-- Start of Data for this exercise --

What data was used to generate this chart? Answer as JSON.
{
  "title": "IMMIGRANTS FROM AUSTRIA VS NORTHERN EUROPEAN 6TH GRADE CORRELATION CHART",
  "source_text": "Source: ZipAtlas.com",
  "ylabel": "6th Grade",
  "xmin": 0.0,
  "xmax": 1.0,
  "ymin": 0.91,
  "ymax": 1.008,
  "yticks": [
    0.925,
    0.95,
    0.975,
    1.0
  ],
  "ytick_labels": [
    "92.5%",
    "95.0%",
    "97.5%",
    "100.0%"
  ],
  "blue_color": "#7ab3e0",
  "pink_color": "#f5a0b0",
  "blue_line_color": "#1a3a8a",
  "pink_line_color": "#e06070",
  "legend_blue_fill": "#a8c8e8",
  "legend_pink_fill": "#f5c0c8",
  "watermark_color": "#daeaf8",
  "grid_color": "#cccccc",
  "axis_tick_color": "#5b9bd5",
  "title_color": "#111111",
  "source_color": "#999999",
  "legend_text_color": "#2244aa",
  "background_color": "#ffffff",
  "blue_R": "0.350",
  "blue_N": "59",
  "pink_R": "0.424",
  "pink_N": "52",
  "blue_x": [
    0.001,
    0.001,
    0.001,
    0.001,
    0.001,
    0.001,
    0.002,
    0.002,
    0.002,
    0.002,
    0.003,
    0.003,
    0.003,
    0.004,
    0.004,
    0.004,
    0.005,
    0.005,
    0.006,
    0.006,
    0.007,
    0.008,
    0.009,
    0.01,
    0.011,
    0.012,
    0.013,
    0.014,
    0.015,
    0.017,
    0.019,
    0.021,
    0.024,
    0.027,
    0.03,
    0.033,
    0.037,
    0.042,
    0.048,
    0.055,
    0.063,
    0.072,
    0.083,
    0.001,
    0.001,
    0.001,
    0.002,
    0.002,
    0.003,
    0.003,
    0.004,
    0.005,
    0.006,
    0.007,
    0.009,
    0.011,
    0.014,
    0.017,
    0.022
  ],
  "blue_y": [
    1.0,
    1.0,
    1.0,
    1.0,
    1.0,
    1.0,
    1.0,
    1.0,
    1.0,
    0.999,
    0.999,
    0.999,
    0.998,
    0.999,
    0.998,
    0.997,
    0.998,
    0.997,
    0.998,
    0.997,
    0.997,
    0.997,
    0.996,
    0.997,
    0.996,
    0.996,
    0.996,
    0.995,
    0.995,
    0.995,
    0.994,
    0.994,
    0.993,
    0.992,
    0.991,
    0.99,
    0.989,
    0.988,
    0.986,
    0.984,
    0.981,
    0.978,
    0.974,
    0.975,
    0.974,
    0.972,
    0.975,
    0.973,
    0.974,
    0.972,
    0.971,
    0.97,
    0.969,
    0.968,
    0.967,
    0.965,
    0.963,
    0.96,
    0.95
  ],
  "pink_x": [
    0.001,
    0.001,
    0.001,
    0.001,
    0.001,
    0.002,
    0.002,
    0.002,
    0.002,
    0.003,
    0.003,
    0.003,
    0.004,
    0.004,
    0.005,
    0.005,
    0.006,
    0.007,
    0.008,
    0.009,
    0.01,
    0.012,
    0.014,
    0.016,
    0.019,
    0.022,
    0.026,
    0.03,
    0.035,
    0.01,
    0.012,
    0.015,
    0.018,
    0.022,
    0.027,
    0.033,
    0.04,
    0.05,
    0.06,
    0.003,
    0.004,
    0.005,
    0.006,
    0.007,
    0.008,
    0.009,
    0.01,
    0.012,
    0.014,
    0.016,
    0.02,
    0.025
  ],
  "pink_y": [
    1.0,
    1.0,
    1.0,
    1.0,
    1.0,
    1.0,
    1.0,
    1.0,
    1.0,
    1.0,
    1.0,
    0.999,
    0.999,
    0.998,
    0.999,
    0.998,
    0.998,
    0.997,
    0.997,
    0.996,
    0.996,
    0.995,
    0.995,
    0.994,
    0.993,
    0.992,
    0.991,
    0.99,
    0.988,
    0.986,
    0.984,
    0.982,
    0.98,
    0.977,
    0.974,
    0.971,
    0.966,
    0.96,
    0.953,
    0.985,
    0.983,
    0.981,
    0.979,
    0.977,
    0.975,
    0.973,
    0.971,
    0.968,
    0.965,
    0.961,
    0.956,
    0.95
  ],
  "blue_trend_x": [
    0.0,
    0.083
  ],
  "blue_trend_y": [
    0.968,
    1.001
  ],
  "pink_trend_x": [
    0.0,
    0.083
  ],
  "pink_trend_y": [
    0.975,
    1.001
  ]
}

-- End of Data for this exercise --
-- Start of Data for this exercise --

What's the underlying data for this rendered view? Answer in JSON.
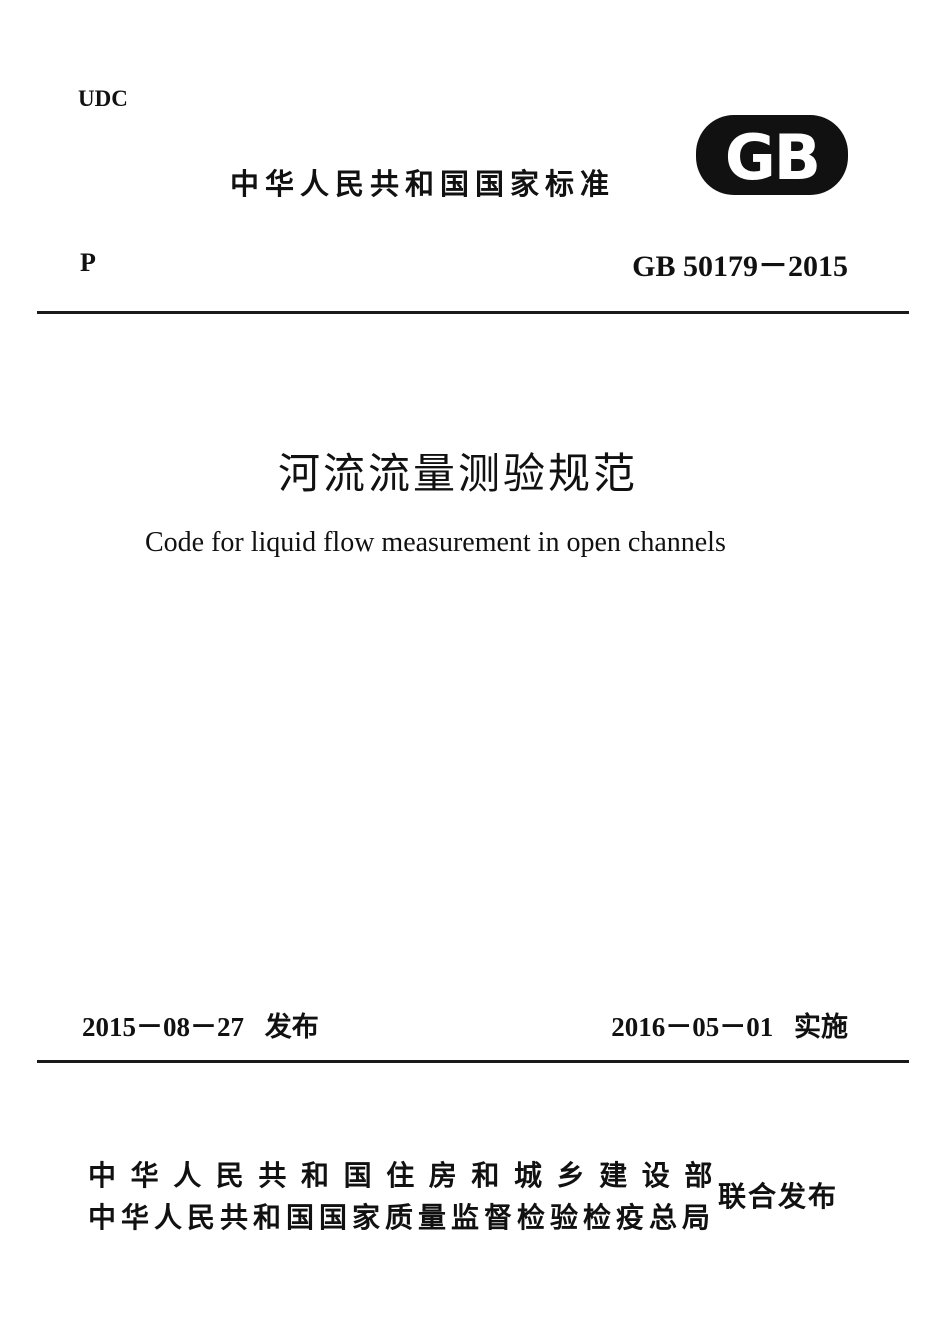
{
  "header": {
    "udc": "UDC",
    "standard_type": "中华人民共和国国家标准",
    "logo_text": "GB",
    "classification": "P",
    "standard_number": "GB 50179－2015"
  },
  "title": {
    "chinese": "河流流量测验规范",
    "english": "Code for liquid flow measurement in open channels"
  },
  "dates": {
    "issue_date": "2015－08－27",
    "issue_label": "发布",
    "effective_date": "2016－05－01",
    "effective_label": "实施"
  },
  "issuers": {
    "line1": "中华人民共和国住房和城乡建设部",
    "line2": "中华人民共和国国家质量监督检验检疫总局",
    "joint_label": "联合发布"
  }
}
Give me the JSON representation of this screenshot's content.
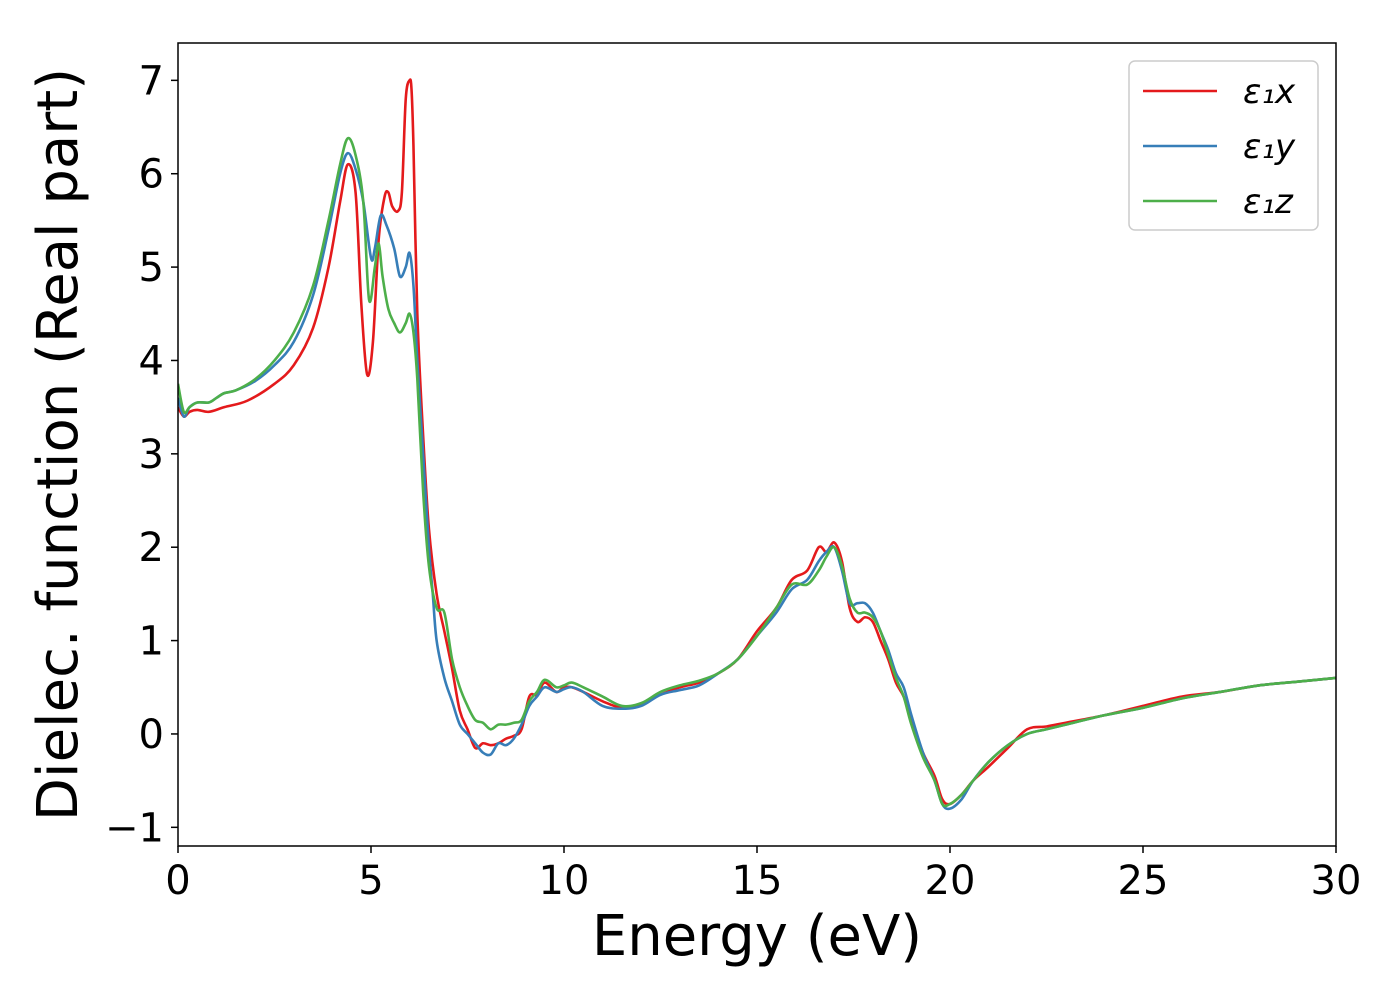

-- End of Data for this exercise --
-- Start of Data for this exercise --

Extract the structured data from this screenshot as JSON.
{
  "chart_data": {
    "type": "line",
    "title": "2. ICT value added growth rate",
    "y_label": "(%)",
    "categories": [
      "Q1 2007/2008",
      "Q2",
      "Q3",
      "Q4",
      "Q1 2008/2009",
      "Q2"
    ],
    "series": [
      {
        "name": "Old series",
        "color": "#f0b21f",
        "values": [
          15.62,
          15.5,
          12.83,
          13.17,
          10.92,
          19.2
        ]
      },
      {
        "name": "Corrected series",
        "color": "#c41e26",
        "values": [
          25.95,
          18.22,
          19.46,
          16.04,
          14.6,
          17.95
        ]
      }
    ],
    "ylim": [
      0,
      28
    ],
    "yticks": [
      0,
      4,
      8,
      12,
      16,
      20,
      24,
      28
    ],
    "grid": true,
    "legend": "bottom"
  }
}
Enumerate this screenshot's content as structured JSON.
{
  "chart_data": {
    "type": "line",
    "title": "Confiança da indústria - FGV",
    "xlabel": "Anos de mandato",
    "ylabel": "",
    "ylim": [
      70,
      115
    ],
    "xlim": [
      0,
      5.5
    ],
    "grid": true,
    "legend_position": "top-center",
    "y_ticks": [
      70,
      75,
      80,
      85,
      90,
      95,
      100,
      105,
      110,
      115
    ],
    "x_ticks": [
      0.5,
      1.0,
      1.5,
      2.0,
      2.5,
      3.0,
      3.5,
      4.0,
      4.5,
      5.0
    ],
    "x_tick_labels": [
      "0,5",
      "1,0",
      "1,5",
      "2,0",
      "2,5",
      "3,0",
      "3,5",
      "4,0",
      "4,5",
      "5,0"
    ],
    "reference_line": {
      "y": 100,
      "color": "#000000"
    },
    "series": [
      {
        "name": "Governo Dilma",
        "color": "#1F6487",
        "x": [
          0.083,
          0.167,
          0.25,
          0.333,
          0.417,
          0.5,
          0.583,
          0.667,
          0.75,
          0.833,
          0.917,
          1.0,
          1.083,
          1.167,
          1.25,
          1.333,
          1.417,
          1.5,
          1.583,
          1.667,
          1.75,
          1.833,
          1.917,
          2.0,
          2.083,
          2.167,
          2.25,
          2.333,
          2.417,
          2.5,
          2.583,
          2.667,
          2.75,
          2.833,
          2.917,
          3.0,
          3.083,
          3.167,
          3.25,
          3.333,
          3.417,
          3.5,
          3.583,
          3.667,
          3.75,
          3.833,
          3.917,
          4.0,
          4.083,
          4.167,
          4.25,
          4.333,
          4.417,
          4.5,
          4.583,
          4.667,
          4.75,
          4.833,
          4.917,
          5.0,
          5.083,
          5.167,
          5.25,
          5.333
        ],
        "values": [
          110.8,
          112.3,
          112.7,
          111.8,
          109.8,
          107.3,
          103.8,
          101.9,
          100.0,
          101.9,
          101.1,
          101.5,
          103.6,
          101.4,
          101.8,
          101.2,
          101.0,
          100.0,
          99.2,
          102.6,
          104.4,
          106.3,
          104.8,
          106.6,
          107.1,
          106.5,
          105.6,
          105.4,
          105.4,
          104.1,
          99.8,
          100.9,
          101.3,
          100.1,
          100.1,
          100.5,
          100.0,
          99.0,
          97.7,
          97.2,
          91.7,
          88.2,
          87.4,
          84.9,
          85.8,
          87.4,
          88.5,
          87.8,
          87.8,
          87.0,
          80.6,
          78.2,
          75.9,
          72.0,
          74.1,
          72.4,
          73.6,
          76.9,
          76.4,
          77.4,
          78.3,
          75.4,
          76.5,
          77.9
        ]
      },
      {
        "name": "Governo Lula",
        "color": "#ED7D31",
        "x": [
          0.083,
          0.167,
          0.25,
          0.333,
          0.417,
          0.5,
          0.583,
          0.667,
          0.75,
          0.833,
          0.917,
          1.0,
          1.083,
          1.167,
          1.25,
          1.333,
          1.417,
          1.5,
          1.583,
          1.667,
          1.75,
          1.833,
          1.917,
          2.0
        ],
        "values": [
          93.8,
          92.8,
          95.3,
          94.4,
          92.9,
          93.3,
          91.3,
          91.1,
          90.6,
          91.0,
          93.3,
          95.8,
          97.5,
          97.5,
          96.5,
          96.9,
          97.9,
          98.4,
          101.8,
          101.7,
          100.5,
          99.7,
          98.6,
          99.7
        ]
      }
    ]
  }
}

-- End of Data for this exercise --

=== Exercise goal ===
Without the pictures, write out exactly the lines from the one that has "What's the underlying" down to the one that has "Give me the", both included.

=== Finished exercise ===
What's the underlying data for this rendered view? Answer in JSON.
{
  "header": {
    "udc": "UDC",
    "standard_type": "中华人民共和国国家标准",
    "logo_text": "GB",
    "classification": "P",
    "standard_number": "GB 50179－2015"
  },
  "title": {
    "chinese": "河流流量测验规范",
    "english": "Code for liquid flow measurement in open channels"
  },
  "dates": {
    "issue_date": "2015－08－27",
    "issue_label": "发布",
    "effective_date": "2016－05－01",
    "effective_label": "实施"
  },
  "issuers": {
    "line1": "中华人民共和国住房和城乡建设部",
    "line2": "中华人民共和国国家质量监督检验检疫总局",
    "joint_label": "联合发布"
  }
}
Give me the JSON representation of this screenshot's content.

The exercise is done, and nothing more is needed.